Filter this material down to the lines that hold "HTTP", copying each one.

— BEGIN Records supplied —

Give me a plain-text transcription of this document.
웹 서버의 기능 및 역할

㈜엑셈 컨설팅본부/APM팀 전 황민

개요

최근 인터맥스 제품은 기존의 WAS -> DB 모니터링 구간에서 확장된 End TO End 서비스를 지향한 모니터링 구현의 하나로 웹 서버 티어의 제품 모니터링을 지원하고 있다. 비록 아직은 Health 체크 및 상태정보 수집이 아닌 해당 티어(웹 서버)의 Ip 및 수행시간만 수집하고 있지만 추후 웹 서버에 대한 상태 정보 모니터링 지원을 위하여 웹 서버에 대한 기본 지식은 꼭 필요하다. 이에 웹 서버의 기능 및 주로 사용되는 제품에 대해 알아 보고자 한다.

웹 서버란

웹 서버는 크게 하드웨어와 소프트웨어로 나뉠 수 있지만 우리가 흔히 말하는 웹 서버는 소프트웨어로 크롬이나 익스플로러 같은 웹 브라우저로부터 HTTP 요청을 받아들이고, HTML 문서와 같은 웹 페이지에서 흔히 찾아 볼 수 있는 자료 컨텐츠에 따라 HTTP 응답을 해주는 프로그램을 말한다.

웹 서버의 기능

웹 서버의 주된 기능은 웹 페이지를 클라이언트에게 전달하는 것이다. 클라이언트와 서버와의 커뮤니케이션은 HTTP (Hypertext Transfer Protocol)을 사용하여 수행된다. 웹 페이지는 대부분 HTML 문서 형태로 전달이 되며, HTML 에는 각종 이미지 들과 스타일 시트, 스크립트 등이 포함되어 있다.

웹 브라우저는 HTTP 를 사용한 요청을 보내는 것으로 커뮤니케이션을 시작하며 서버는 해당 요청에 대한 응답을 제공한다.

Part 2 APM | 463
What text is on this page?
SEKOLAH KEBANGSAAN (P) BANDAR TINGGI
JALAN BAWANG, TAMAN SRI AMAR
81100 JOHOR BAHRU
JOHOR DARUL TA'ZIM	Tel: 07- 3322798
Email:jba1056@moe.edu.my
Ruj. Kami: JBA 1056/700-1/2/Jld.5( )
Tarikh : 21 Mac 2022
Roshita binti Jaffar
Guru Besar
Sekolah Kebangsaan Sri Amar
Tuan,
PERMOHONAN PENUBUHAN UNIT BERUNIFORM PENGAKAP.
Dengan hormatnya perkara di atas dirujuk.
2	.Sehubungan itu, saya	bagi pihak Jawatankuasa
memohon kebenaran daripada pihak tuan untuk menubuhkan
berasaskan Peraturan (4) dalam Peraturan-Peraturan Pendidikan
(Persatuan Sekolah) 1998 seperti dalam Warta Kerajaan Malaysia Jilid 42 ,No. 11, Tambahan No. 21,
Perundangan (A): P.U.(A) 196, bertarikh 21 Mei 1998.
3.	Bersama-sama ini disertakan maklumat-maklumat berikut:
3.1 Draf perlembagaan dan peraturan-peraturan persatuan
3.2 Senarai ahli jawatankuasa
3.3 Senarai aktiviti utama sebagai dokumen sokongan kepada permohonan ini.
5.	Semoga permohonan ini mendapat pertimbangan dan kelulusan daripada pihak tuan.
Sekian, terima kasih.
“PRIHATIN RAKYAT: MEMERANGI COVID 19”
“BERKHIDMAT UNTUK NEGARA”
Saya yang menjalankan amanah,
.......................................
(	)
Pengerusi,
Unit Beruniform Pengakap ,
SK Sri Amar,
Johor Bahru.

— END Records supplied —

**Worked solution:**
웹 서버는 크게 하드웨어와 소프트웨어로 나뉠 수 있지만 우리가 흔히 말하는 웹 서버는 소프트웨어로 크롬이나 익스플로러 같은 웹 브라우저로부터 HTTP 요청을 받아들이고, HTML 문서와 같은 웹 페이지에서 흔히 찾아 볼 수 있는 자료 컨텐츠에 따라 HTTP 응답을 해주는 프로그램을 말한다.
웹 서버의 주된 기능은 웹 페이지를 클라이언트에게 전달하는 것이다. 클라이언트와 서버와의 커뮤니케이션은 HTTP (Hypertext Transfer Protocol)을 사용하여 수행된다. 웹 페이지는 대부분 HTML 문서 형태로 전달이 되며, HTML 에는 각종 이미지 들과 스타일 시트, 스크립트 등이 포함되어 있다.
웹 브라우저는 HTTP 를 사용한 요청을 보내는 것으로 커뮤니케이션을 시작하며 서버는 해당 요청에 대한 응답을 제공한다.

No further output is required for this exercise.